**Directive 1**
According to the tribunal decision, why did the provision of immigration services described in the two complaints amount to acting illegally? Answer in one to three sentences.
**Directive 2**
Pick up the tribunal decision on the immigration adviser's appeal after its final sentence and carry it forward.

**Quoted passage**
Case No: IMS/2011/8/RTR.
BEFORE THE FIRST TIER-TRIBUNAL (IMMIGRATION SERVICE)
GENERAL REGULATORY CHAMBER
BETWEEN:
IKECHI OKOLOGO T/A COLLINS LAW ASSOCIATES
Appellant
-and-
OFFICE FO THE IMMIGRAION SERVICES COMMISSIONER
Respondent
Appeal against the Respondents decision of Refusal of Application for regulation by the Immigration Services Commissioner dated 31st October 2011.
Before
Judge Brian Kennedy QC
Mr. Mahmud Quayum
Mr. Martin Hoare
Heard at Victory House
Kingswway London
On the 7th and 8th March 2012.
DECISION
The Tribunal refuses the appeal.
REASONS
Background: An application for registration at Level 1 under Schedule 6 of the Immigration and Asylum Act 1999 (“the Act”) was received by the Commissioner (“the Respondent”) from Collins Law Associates on the 9th March 2011. The adviser named in the application was Ikechi Collins Okologo, (“the Appellant” herein).
The Law: The principles to be applied by the Commissioner are found in the Act, in particular: - Pursuant to Section 83(5) of the Act , “The Commissioner must exercise his functions so as to secure, so far as is reasonably practicable, that those who provide immigration advice or immigration services –
are fit and competent to do so;
act in the best interests of their clients;
do not knowingly mislead any court, tribunal, or adjudicator in the UK;
do not seek to abuse any procedure operating in the UK in connection with immigration or asylum (including any appellate or other judicial procedure);
do not advise any person to do something which would amount to such abuse.
The Decision: The Respondent decided to refuse the application for regulation by way of a letter dated the 31st October 2011 (“The Decision Notice”) .
Reasons: Collins Law Associates was initially registered with the Respondent from 15th August 2006 to 17th August 2009. On the 3rd August 2009, the Appellant withdrew from the OISC scheme. The Respondent wrote to the Appellant confirming cancellation of his registration on the 17th August 2009. The Respondent was of the view that from that point the Respondent was aware that he could not continue to act for his clients after August 2009. This Tribunal agrees with this view.
The Respondent received two complaints against the respondent on the 13th September and 17th January 2011, both of which related to Section 91 offences in which the respondent had provided immigration services after the 17th August 2009. This in effect meant that the respondent was acting illegally in the provision of immigration services and advices at a time when he was not registered by the Respondent to do so. The Respondent carried out an inquiry and formal PACE interview with the Appellant after which the Appellant accepted a formal Caution from the Respondent.

[Part of a data file]
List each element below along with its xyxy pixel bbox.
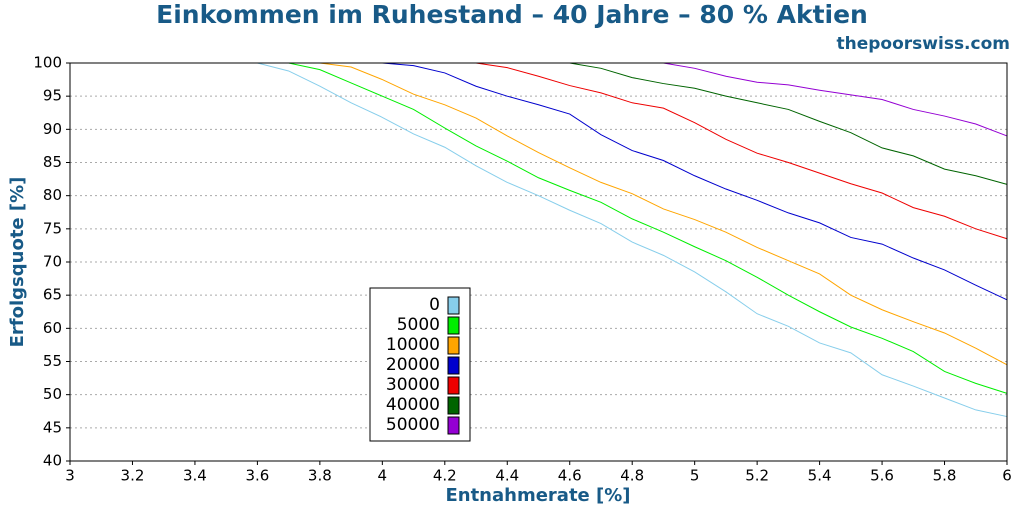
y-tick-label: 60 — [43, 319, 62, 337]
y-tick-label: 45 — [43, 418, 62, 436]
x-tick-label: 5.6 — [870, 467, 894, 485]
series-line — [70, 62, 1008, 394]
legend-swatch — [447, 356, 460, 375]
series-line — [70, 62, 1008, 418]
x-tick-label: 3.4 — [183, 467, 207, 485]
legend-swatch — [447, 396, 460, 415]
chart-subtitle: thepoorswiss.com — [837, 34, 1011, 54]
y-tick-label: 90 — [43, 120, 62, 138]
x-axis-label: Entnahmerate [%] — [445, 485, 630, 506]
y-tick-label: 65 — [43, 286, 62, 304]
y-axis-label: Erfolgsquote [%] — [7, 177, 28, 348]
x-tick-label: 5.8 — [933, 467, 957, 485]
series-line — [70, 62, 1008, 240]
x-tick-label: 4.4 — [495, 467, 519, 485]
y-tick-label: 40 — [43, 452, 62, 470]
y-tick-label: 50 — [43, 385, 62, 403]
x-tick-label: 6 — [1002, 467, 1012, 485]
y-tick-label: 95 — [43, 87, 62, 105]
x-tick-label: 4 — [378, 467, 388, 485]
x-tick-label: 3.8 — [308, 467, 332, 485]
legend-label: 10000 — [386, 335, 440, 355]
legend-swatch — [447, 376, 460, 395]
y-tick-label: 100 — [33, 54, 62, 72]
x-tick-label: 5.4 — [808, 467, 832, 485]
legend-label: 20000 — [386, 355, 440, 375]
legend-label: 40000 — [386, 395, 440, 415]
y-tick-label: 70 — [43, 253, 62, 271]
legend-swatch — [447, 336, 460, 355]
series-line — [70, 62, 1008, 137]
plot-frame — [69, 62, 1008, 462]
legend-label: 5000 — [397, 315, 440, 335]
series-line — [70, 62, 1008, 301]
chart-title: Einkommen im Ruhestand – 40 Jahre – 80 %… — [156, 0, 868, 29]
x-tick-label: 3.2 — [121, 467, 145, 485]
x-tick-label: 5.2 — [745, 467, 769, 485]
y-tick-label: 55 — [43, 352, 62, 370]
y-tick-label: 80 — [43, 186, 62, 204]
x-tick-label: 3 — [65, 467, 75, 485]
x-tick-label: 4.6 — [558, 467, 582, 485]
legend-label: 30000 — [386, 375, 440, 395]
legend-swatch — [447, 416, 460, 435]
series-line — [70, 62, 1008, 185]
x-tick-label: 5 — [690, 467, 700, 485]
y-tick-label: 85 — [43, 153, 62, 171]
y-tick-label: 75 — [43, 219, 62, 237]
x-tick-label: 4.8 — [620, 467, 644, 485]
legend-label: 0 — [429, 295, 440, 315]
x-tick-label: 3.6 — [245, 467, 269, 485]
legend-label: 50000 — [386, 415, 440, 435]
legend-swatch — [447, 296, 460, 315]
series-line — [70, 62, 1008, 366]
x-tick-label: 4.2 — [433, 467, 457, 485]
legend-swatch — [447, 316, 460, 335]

* * *

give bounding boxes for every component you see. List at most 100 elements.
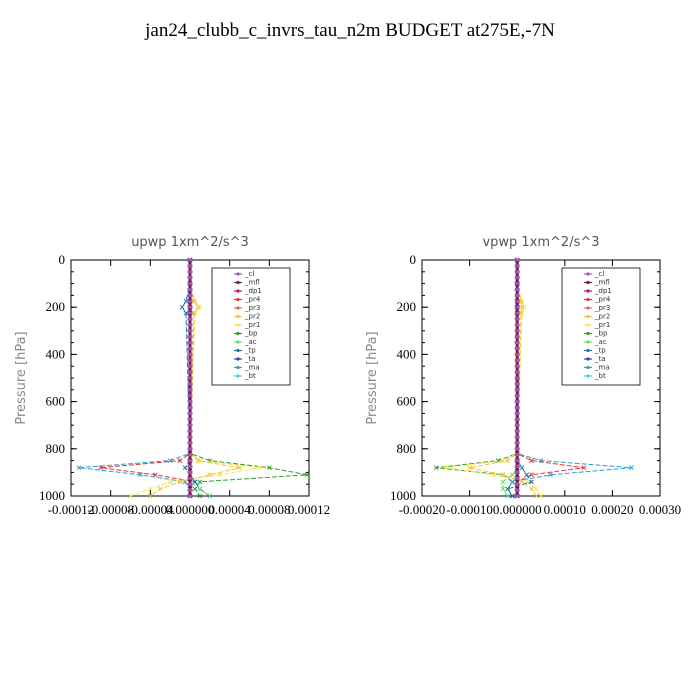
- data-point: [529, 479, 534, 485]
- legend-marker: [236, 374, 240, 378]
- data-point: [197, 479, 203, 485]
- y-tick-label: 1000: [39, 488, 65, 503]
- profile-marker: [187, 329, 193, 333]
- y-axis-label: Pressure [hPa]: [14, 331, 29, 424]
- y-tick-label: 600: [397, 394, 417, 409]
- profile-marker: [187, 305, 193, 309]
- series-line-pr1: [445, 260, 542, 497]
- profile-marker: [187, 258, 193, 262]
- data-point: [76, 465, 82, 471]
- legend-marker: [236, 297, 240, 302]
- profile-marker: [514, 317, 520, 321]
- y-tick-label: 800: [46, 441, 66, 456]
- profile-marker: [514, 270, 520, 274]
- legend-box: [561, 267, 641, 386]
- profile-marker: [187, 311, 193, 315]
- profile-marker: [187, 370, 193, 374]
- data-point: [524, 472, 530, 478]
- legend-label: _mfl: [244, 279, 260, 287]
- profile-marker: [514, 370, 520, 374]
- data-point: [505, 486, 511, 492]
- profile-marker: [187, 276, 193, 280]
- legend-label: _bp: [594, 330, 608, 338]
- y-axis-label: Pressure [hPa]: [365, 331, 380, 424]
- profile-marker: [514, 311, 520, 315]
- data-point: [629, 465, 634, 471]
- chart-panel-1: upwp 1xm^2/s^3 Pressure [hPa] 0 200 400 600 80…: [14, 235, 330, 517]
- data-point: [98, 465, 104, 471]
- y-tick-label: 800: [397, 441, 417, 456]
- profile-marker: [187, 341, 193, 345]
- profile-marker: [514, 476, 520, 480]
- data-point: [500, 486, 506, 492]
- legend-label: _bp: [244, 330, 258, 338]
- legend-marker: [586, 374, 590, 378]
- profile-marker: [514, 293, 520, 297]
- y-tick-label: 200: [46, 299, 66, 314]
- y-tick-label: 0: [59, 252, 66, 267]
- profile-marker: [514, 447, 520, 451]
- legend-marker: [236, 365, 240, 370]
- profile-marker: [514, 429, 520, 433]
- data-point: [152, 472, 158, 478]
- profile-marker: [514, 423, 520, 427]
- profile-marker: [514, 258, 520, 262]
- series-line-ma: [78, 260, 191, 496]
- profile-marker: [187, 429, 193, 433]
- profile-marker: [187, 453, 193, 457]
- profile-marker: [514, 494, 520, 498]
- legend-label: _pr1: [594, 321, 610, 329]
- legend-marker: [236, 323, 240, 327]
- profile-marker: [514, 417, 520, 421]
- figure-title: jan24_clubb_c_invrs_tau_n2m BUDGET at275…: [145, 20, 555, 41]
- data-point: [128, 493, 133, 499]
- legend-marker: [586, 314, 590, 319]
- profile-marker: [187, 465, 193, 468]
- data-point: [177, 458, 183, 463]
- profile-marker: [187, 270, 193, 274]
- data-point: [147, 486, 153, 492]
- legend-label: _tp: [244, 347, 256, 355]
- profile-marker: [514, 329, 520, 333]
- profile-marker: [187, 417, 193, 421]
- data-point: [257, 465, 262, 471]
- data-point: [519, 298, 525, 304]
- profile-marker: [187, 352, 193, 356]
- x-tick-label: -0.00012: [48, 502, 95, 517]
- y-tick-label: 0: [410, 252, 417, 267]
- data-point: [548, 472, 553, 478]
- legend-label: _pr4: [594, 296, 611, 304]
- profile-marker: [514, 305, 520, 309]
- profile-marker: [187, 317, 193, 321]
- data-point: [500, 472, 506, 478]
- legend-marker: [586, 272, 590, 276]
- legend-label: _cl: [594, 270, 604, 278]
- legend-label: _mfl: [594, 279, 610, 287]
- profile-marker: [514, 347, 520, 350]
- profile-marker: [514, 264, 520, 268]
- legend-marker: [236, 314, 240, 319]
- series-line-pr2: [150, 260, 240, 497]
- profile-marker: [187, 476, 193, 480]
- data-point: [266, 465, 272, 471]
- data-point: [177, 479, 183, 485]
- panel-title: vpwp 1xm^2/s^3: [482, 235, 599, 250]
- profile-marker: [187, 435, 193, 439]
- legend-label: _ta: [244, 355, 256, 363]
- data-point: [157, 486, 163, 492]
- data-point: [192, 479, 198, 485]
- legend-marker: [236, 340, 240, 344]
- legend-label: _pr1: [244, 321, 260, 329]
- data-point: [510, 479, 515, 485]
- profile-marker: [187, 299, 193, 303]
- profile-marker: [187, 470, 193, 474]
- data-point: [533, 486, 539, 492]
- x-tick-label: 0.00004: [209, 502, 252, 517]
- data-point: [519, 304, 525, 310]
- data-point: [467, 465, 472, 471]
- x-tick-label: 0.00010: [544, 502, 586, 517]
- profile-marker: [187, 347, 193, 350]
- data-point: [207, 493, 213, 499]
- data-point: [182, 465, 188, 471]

* * *

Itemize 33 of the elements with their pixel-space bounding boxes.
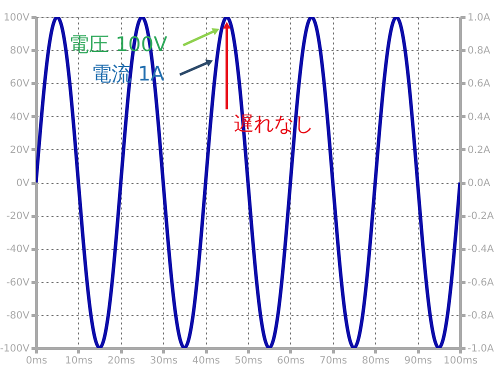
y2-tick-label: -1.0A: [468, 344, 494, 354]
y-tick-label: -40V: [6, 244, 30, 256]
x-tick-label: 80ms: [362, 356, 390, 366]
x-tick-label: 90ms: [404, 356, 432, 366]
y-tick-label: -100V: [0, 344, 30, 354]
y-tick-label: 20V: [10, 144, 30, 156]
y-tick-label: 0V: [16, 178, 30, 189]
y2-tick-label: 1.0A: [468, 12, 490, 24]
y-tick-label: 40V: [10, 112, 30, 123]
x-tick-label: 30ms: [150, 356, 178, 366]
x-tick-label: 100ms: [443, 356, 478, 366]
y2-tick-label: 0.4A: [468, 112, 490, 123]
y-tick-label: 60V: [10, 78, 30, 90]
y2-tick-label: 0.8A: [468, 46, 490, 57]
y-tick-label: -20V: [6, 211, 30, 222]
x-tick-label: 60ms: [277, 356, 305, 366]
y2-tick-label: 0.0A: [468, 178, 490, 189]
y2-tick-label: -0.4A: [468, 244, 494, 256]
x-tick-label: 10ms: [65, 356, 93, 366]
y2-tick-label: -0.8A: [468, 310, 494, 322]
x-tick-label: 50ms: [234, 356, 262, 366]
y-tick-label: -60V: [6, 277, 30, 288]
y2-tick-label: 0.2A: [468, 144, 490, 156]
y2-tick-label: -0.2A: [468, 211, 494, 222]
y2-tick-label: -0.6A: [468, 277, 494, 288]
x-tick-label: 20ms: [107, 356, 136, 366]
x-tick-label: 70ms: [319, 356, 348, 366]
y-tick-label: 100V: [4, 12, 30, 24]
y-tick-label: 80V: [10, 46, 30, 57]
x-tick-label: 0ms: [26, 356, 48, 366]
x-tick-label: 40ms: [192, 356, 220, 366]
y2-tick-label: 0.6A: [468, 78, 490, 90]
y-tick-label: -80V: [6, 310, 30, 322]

**Expected answer 1**
The services in both complaints were provided after 17 August 2009, when the adviser was no longer registered with the Respondent to provide them. Both complaints concerned Section 91 offences.

**Expected answer 2**
The Respondent, in consideration of the more recent application for registration, carried out a pre-registration audit of the Appellant and became aware of other services and advices provided by the Appellant during the period he has not been registered. Accordingly the Respondent refused the application for registration.
The Evidence:
The Appellant claims that at all material times, while he was not registered with the Respondent, any immigration advice or services he gave, was under the supervision of a solicitor. The Appellant further contends that he informed the Respondent of this fact at the formal interview before caution. This is verified by the transcript of that interview.
The Respondent concedes that if this were correct then the Appellant would not have been acting outside the scope of the OISC or the law.
The Respondent in evidence through their second witness, Ms. Bamini Mahilrajan (an OISC caseworker) the author of the Decision Notice of the 9th March 2011 , answered questions from this tribunal and indicated that she had not been provided with the PACE interview record prepared by her colleague when making her decision. She accepted that had she been aware that the Respondent was being supervised by a solicitor the matter would have been different and the Respondent would have been acting outside the scope of the OISC regulation.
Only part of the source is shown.